§ **Work instructions**
Write out all the lines again, precisely as they stand, but without the images.
** begin Provided material **
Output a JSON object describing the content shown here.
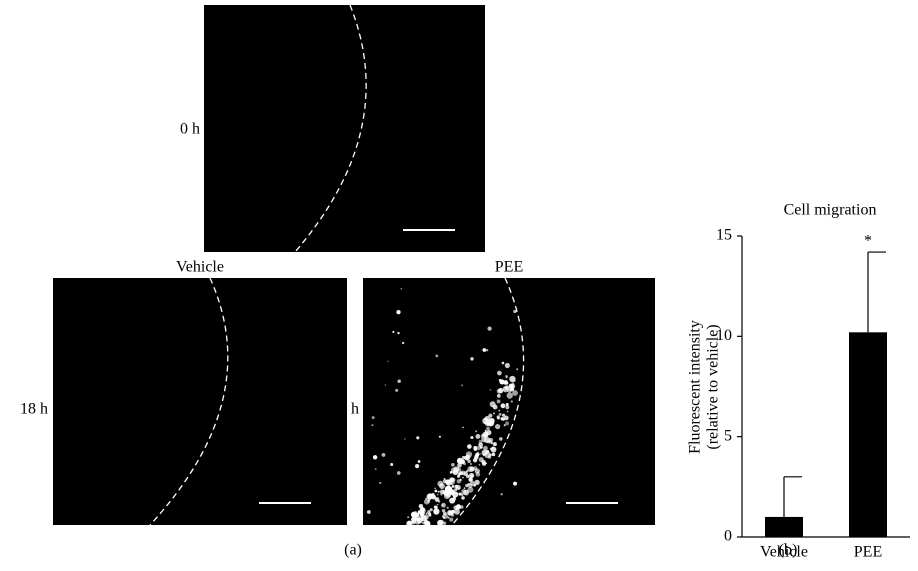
{
  "figure": {
    "panel_a": {
      "label": "(a)",
      "row_labels": [
        "0 h",
        "18 h",
        "18 h"
      ],
      "column_labels": [
        "Vehicle",
        "PEE"
      ]
    },
    "panel_b": {
      "label": "(b)"
    }
  },
  "chart_data": {
    "type": "bar",
    "title": "Cell migration",
    "y_label": [
      "Fluorescent intensity",
      "(relative to vehicle)"
    ],
    "categories": [
      "Vehicle",
      "PEE"
    ],
    "values": [
      1,
      10.2
    ],
    "errors": [
      2,
      4.0
    ],
    "color": "#000000",
    "annotations": [
      {
        "category": "PEE",
        "text": "*"
      }
    ],
    "ylim": [
      0,
      15
    ],
    "yticks": [
      0,
      5,
      10,
      15
    ]
  }
}
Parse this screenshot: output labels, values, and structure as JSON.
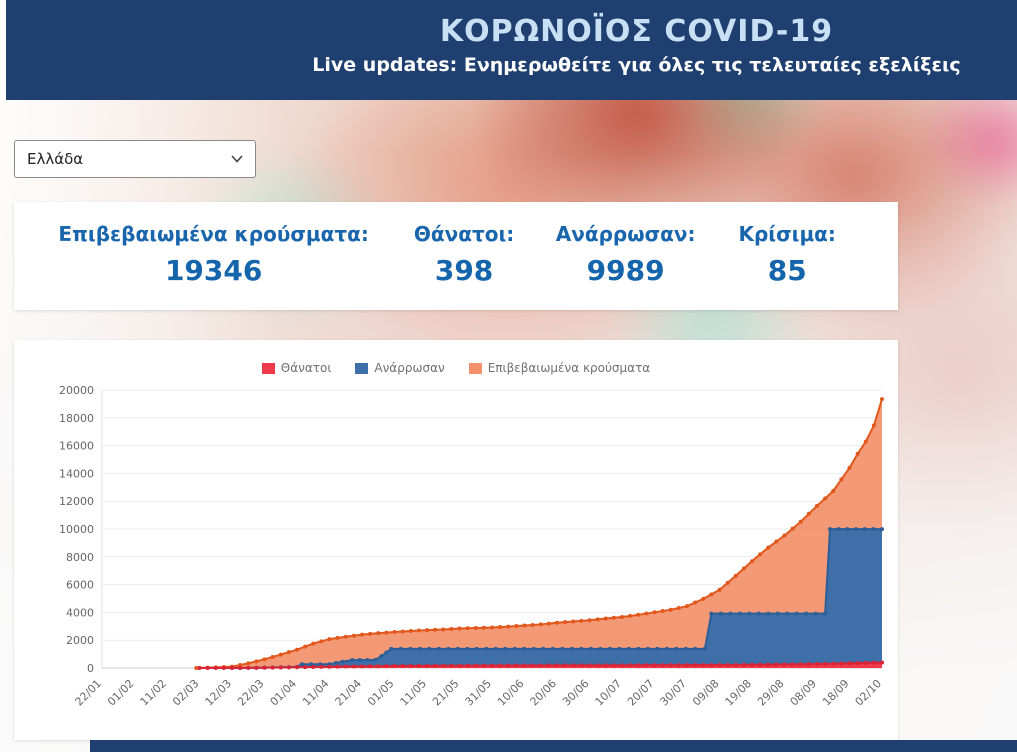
{
  "header": {
    "title": "ΚΟΡΩΝΟΪΟΣ COVID-19",
    "subtitle": "Live updates: Ενημερωθείτε για όλες τις τελευταίες εξελίξεις"
  },
  "filters": {
    "country_select": {
      "value": "Ελλάδα"
    }
  },
  "stats": [
    {
      "label": "Επιβεβαιωμένα κρούσματα:",
      "value": "19346"
    },
    {
      "label": "Θάνατοι:",
      "value": "398"
    },
    {
      "label": "Ανάρρωσαν:",
      "value": "9989"
    },
    {
      "label": "Κρίσιμα:",
      "value": "85"
    }
  ],
  "chart_data": {
    "type": "area",
    "title": "",
    "categories": [
      "22/01",
      "01/02",
      "11/02",
      "02/03",
      "12/03",
      "22/03",
      "01/04",
      "11/04",
      "21/04",
      "01/05",
      "11/05",
      "21/05",
      "31/05",
      "10/06",
      "20/06",
      "30/06",
      "10/07",
      "20/07",
      "30/07",
      "09/08",
      "19/08",
      "29/08",
      "08/09",
      "18/09",
      "02/10"
    ],
    "ylim": [
      0,
      20000
    ],
    "ytick_step": 2000,
    "grid": true,
    "legend_position": "top",
    "series": [
      {
        "name": "Θάνατοι",
        "line_color": "#d92435",
        "fill_color": "#ee3a4a",
        "fill_opacity": 1,
        "points": [
          [
            3,
            0
          ],
          [
            4,
            1
          ],
          [
            4.5,
            5
          ],
          [
            5,
            17
          ],
          [
            5.5,
            32
          ],
          [
            6,
            53
          ],
          [
            6.5,
            73
          ],
          [
            7,
            93
          ],
          [
            7.5,
            105
          ],
          [
            8,
            116
          ],
          [
            8.5,
            130
          ],
          [
            9,
            143
          ],
          [
            9.5,
            148
          ],
          [
            10,
            152
          ],
          [
            10.5,
            160
          ],
          [
            11,
            166
          ],
          [
            11.5,
            171
          ],
          [
            12,
            175
          ],
          [
            13,
            180
          ],
          [
            14,
            188
          ],
          [
            15,
            192
          ],
          [
            16,
            193
          ],
          [
            17,
            200
          ],
          [
            18,
            206
          ],
          [
            19,
            212
          ],
          [
            19.5,
            220
          ],
          [
            20,
            230
          ],
          [
            20.5,
            242
          ],
          [
            21,
            254
          ],
          [
            21.5,
            268
          ],
          [
            22,
            284
          ],
          [
            22.5,
            310
          ],
          [
            23,
            338
          ],
          [
            23.5,
            366
          ],
          [
            24,
            398
          ]
        ]
      },
      {
        "name": "Ανάρρωσαν",
        "line_color": "#2e5e97",
        "fill_color": "#3f6fa9",
        "fill_opacity": 1,
        "points": [
          [
            4,
            0
          ],
          [
            4.5,
            8
          ],
          [
            5,
            30
          ],
          [
            5.5,
            52
          ],
          [
            6,
            78
          ],
          [
            6.15,
            269
          ],
          [
            7,
            269
          ],
          [
            7.4,
            450
          ],
          [
            7.7,
            577
          ],
          [
            8.4,
            577
          ],
          [
            8.6,
            855
          ],
          [
            8.9,
            1374
          ],
          [
            18.55,
            1374
          ],
          [
            18.75,
            3910
          ],
          [
            22.25,
            3910
          ],
          [
            22.4,
            9989
          ],
          [
            24,
            9989
          ]
        ]
      },
      {
        "name": "Επιβεβαιωμένα κρούσματα",
        "line_color": "#e2571c",
        "fill_color": "#f2916b",
        "fill_opacity": 0.93,
        "points": [
          [
            2.9,
            0
          ],
          [
            3,
            7
          ],
          [
            3.5,
            45
          ],
          [
            4,
            99
          ],
          [
            4.5,
            331
          ],
          [
            5,
            624
          ],
          [
            5.5,
            966
          ],
          [
            6,
            1314
          ],
          [
            6.5,
            1755
          ],
          [
            7,
            2081
          ],
          [
            7.5,
            2245
          ],
          [
            8,
            2401
          ],
          [
            8.5,
            2506
          ],
          [
            9,
            2591
          ],
          [
            9.5,
            2663
          ],
          [
            10,
            2726
          ],
          [
            10.5,
            2770
          ],
          [
            11,
            2840
          ],
          [
            11.5,
            2882
          ],
          [
            12,
            2917
          ],
          [
            12.5,
            2980
          ],
          [
            13,
            3058
          ],
          [
            13.5,
            3134
          ],
          [
            14,
            3256
          ],
          [
            14.5,
            3343
          ],
          [
            15,
            3432
          ],
          [
            15.5,
            3562
          ],
          [
            16,
            3672
          ],
          [
            16.5,
            3826
          ],
          [
            17,
            4007
          ],
          [
            17.5,
            4193
          ],
          [
            18,
            4447
          ],
          [
            18.5,
            4974
          ],
          [
            19,
            5623
          ],
          [
            19.5,
            6632
          ],
          [
            20,
            7684
          ],
          [
            20.5,
            8664
          ],
          [
            21,
            9531
          ],
          [
            21.5,
            10524
          ],
          [
            22,
            11663
          ],
          [
            22.5,
            12734
          ],
          [
            23,
            14400
          ],
          [
            23.25,
            15404
          ],
          [
            23.5,
            16286
          ],
          [
            23.75,
            17444
          ],
          [
            24,
            19346
          ]
        ]
      }
    ],
    "draw_order": [
      2,
      1,
      0
    ]
  },
  "theme": {
    "header_bg": "#1e3f70",
    "title_text": "#c9e0f4",
    "stat_text": "#1565ad",
    "axis_text": "#666666"
  }
}
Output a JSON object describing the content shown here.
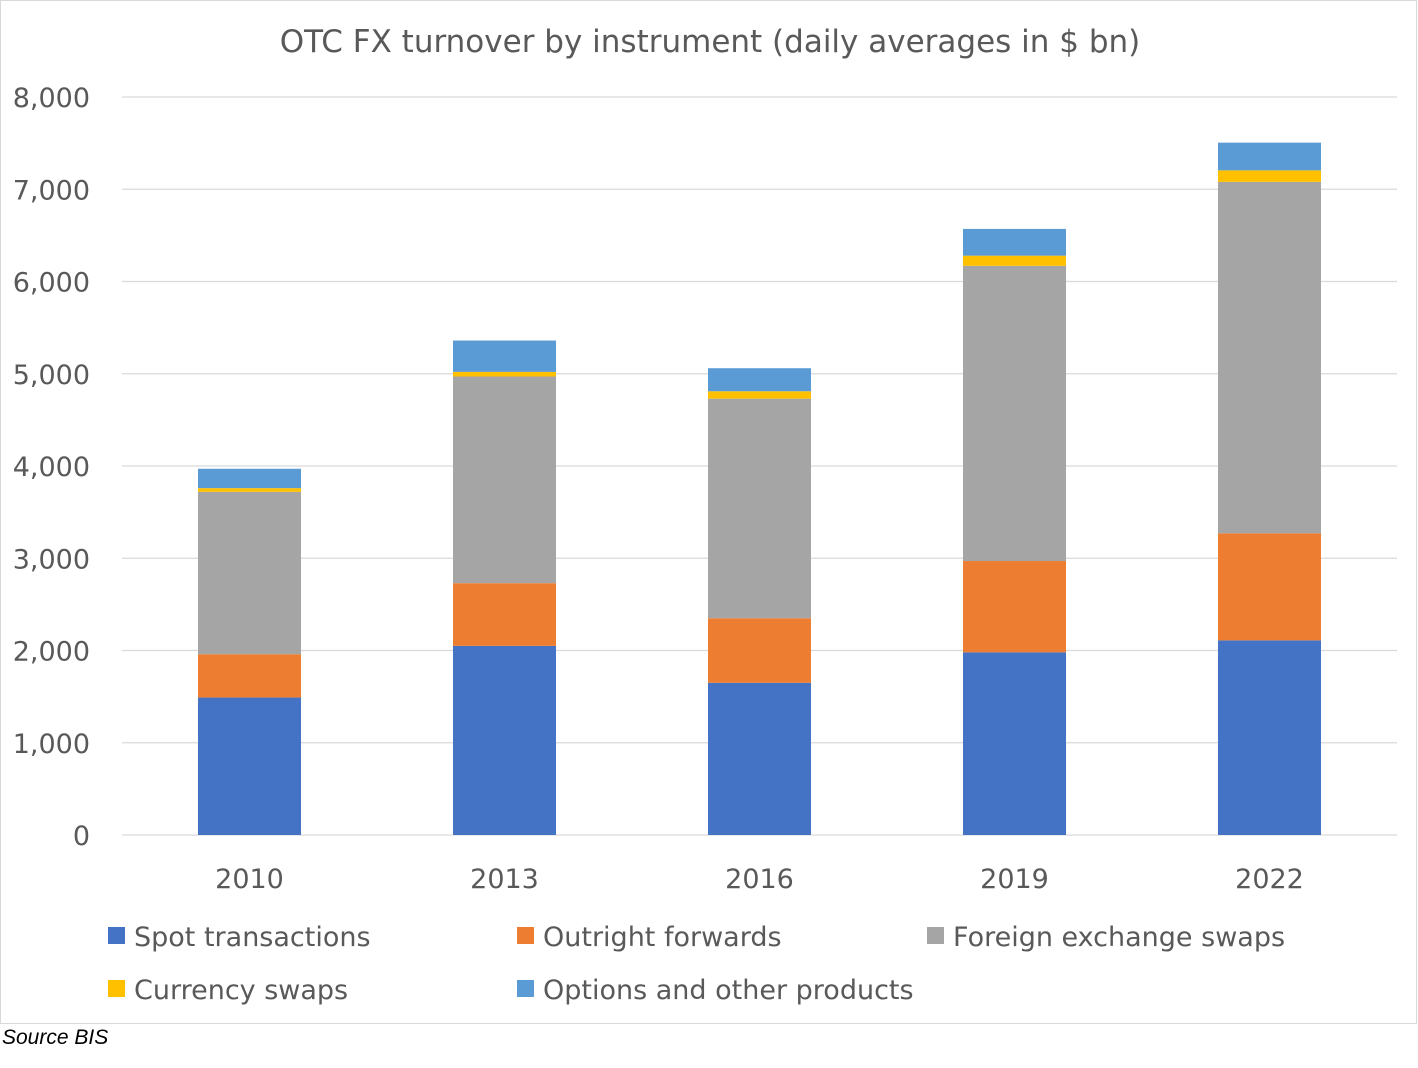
{
  "chart_data": {
    "type": "bar",
    "stacked": true,
    "title": "OTC FX turnover by instrument (daily averages in $ bn)",
    "categories": [
      "2010",
      "2013",
      "2016",
      "2019",
      "2022"
    ],
    "ylim": [
      0,
      8000
    ],
    "yticks": [
      0,
      1000,
      2000,
      3000,
      4000,
      5000,
      6000,
      7000,
      8000
    ],
    "ytick_labels": [
      "0",
      "1,000",
      "2,000",
      "3,000",
      "4,000",
      "5,000",
      "6,000",
      "7,000",
      "8,000"
    ],
    "grid": true,
    "legend_position": "bottom",
    "series": [
      {
        "name": "Spot transactions",
        "color": "#4472c4",
        "values": [
          1490,
          2050,
          1650,
          1980,
          2110
        ]
      },
      {
        "name": "Outright forwards",
        "color": "#ed7d31",
        "values": [
          470,
          680,
          700,
          990,
          1160
        ]
      },
      {
        "name": "Foreign exchange swaps",
        "color": "#a5a5a5",
        "values": [
          1760,
          2240,
          2380,
          3200,
          3810
        ]
      },
      {
        "name": "Currency swaps",
        "color": "#ffc000",
        "values": [
          40,
          50,
          80,
          110,
          125
        ]
      },
      {
        "name": "Options and other products",
        "color": "#5b9bd5",
        "values": [
          210,
          340,
          250,
          290,
          300
        ]
      }
    ]
  },
  "source_note": "Source BIS"
}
** end Provided material **
§ **Solved exercise**
Output a JSON object describing the content shown here.
{
  "figure": {
    "panel_a": {
      "label": "(a)",
      "row_labels": [
        "0 h",
        "18 h",
        "18 h"
      ],
      "column_labels": [
        "Vehicle",
        "PEE"
      ]
    },
    "panel_b": {
      "label": "(b)"
    }
  },
  "chart_data": {
    "type": "bar",
    "title": "Cell migration",
    "y_label": [
      "Fluorescent intensity",
      "(relative to vehicle)"
    ],
    "categories": [
      "Vehicle",
      "PEE"
    ],
    "values": [
      1,
      10.2
    ],
    "errors": [
      2,
      4.0
    ],
    "color": "#000000",
    "annotations": [
      {
        "category": "PEE",
        "text": "*"
      }
    ],
    "ylim": [
      0,
      15
    ],
    "yticks": [
      0,
      5,
      10,
      15
    ]
  }
}
Parse this screenshot: output labels, values, and structure as JSON.
{
  "header": {
    "title": "ΚΟΡΩΝΟΪΟΣ COVID-19",
    "subtitle": "Live updates: Ενημερωθείτε για όλες τις τελευταίες εξελίξεις"
  },
  "filters": {
    "country_select": {
      "value": "Ελλάδα"
    }
  },
  "stats": [
    {
      "label": "Επιβεβαιωμένα κρούσματα:",
      "value": "19346"
    },
    {
      "label": "Θάνατοι:",
      "value": "398"
    },
    {
      "label": "Ανάρρωσαν:",
      "value": "9989"
    },
    {
      "label": "Κρίσιμα:",
      "value": "85"
    }
  ],
  "chart_data": {
    "type": "area",
    "title": "",
    "categories": [
      "22/01",
      "01/02",
      "11/02",
      "02/03",
      "12/03",
      "22/03",
      "01/04",
      "11/04",
      "21/04",
      "01/05",
      "11/05",
      "21/05",
      "31/05",
      "10/06",
      "20/06",
      "30/06",
      "10/07",
      "20/07",
      "30/07",
      "09/08",
      "19/08",
      "29/08",
      "08/09",
      "18/09",
      "02/10"
    ],
    "ylim": [
      0,
      20000
    ],
    "ytick_step": 2000,
    "grid": true,
    "legend_position": "top",
    "series": [
      {
        "name": "Θάνατοι",
        "line_color": "#d92435",
        "fill_color": "#ee3a4a",
        "fill_opacity": 1,
        "points": [
          [
            3,
            0
          ],
          [
            4,
            1
          ],
          [
            4.5,
            5
          ],
          [
            5,
            17
          ],
          [
            5.5,
            32
          ],
          [
            6,
            53
          ],
          [
            6.5,
            73
          ],
          [
            7,
            93
          ],
          [
            7.5,
            105
          ],
          [
            8,
            116
          ],
          [
            8.5,
            130
          ],
          [
            9,
            143
          ],
          [
            9.5,
            148
          ],
          [
            10,
            152
          ],
          [
            10.5,
            160
          ],
          [
            11,
            166
          ],
          [
            11.5,
            171
          ],
          [
            12,
            175
          ],
          [
            13,
            180
          ],
          [
            14,
            188
          ],
          [
            15,
            192
          ],
          [
            16,
            193
          ],
          [
            17,
            200
          ],
          [
            18,
            206
          ],
          [
            19,
            212
          ],
          [
            19.5,
            220
          ],
          [
            20,
            230
          ],
          [
            20.5,
            242
          ],
          [
            21,
            254
          ],
          [
            21.5,
            268
          ],
          [
            22,
            284
          ],
          [
            22.5,
            310
          ],
          [
            23,
            338
          ],
          [
            23.5,
            366
          ],
          [
            24,
            398
          ]
        ]
      },
      {
        "name": "Ανάρρωσαν",
        "line_color": "#2e5e97",
        "fill_color": "#3f6fa9",
        "fill_opacity": 1,
        "points": [
          [
            4,
            0
          ],
          [
            4.5,
            8
          ],
          [
            5,
            30
          ],
          [
            5.5,
            52
          ],
          [
            6,
            78
          ],
          [
            6.15,
            269
          ],
          [
            7,
            269
          ],
          [
            7.4,
            450
          ],
          [
            7.7,
            577
          ],
          [
            8.4,
            577
          ],
          [
            8.6,
            855
          ],
          [
            8.9,
            1374
          ],
          [
            18.55,
            1374
          ],
          [
            18.75,
            3910
          ],
          [
            22.25,
            3910
          ],
          [
            22.4,
            9989
          ],
          [
            24,
            9989
          ]
        ]
      },
      {
        "name": "Επιβεβαιωμένα κρούσματα",
        "line_color": "#e2571c",
        "fill_color": "#f2916b",
        "fill_opacity": 0.93,
        "points": [
          [
            2.9,
            0
          ],
          [
            3,
            7
          ],
          [
            3.5,
            45
          ],
          [
            4,
            99
          ],
          [
            4.5,
            331
          ],
          [
            5,
            624
          ],
          [
            5.5,
            966
          ],
          [
            6,
            1314
          ],
          [
            6.5,
            1755
          ],
          [
            7,
            2081
          ],
          [
            7.5,
            2245
          ],
          [
            8,
            2401
          ],
          [
            8.5,
            2506
          ],
          [
            9,
            2591
          ],
          [
            9.5,
            2663
          ],
          [
            10,
            2726
          ],
          [
            10.5,
            2770
          ],
          [
            11,
            2840
          ],
          [
            11.5,
            2882
          ],
          [
            12,
            2917
          ],
          [
            12.5,
            2980
          ],
          [
            13,
            3058
          ],
          [
            13.5,
            3134
          ],
          [
            14,
            3256
          ],
          [
            14.5,
            3343
          ],
          [
            15,
            3432
          ],
          [
            15.5,
            3562
          ],
          [
            16,
            3672
          ],
          [
            16.5,
            3826
          ],
          [
            17,
            4007
          ],
          [
            17.5,
            4193
          ],
          [
            18,
            4447
          ],
          [
            18.5,
            4974
          ],
          [
            19,
            5623
          ],
          [
            19.5,
            6632
          ],
          [
            20,
            7684
          ],
          [
            20.5,
            8664
          ],
          [
            21,
            9531
          ],
          [
            21.5,
            10524
          ],
          [
            22,
            11663
          ],
          [
            22.5,
            12734
          ],
          [
            23,
            14400
          ],
          [
            23.25,
            15404
          ],
          [
            23.5,
            16286
          ],
          [
            23.75,
            17444
          ],
          [
            24,
            19346
          ]
        ]
      }
    ],
    "draw_order": [
      2,
      1,
      0
    ]
  },
  "theme": {
    "header_bg": "#1e3f70",
    "title_text": "#c9e0f4",
    "stat_text": "#1565ad",
    "axis_text": "#666666"
  }
}
Output a JSON object describing the content shown here.
{
  "chart_data": {
    "type": "bar",
    "stacked": true,
    "title": "OTC FX turnover by instrument (daily averages in $ bn)",
    "categories": [
      "2010",
      "2013",
      "2016",
      "2019",
      "2022"
    ],
    "ylim": [
      0,
      8000
    ],
    "yticks": [
      0,
      1000,
      2000,
      3000,
      4000,
      5000,
      6000,
      7000,
      8000
    ],
    "ytick_labels": [
      "0",
      "1,000",
      "2,000",
      "3,000",
      "4,000",
      "5,000",
      "6,000",
      "7,000",
      "8,000"
    ],
    "grid": true,
    "legend_position": "bottom",
    "series": [
      {
        "name": "Spot transactions",
        "color": "#4472c4",
        "values": [
          1490,
          2050,
          1650,
          1980,
          2110
        ]
      },
      {
        "name": "Outright forwards",
        "color": "#ed7d31",
        "values": [
          470,
          680,
          700,
          990,
          1160
        ]
      },
      {
        "name": "Foreign exchange swaps",
        "color": "#a5a5a5",
        "values": [
          1760,
          2240,
          2380,
          3200,
          3810
        ]
      },
      {
        "name": "Currency swaps",
        "color": "#ffc000",
        "values": [
          40,
          50,
          80,
          110,
          125
        ]
      },
      {
        "name": "Options and other products",
        "color": "#5b9bd5",
        "values": [
          210,
          340,
          250,
          290,
          300
        ]
      }
    ]
  },
  "source_note": "Source BIS"
}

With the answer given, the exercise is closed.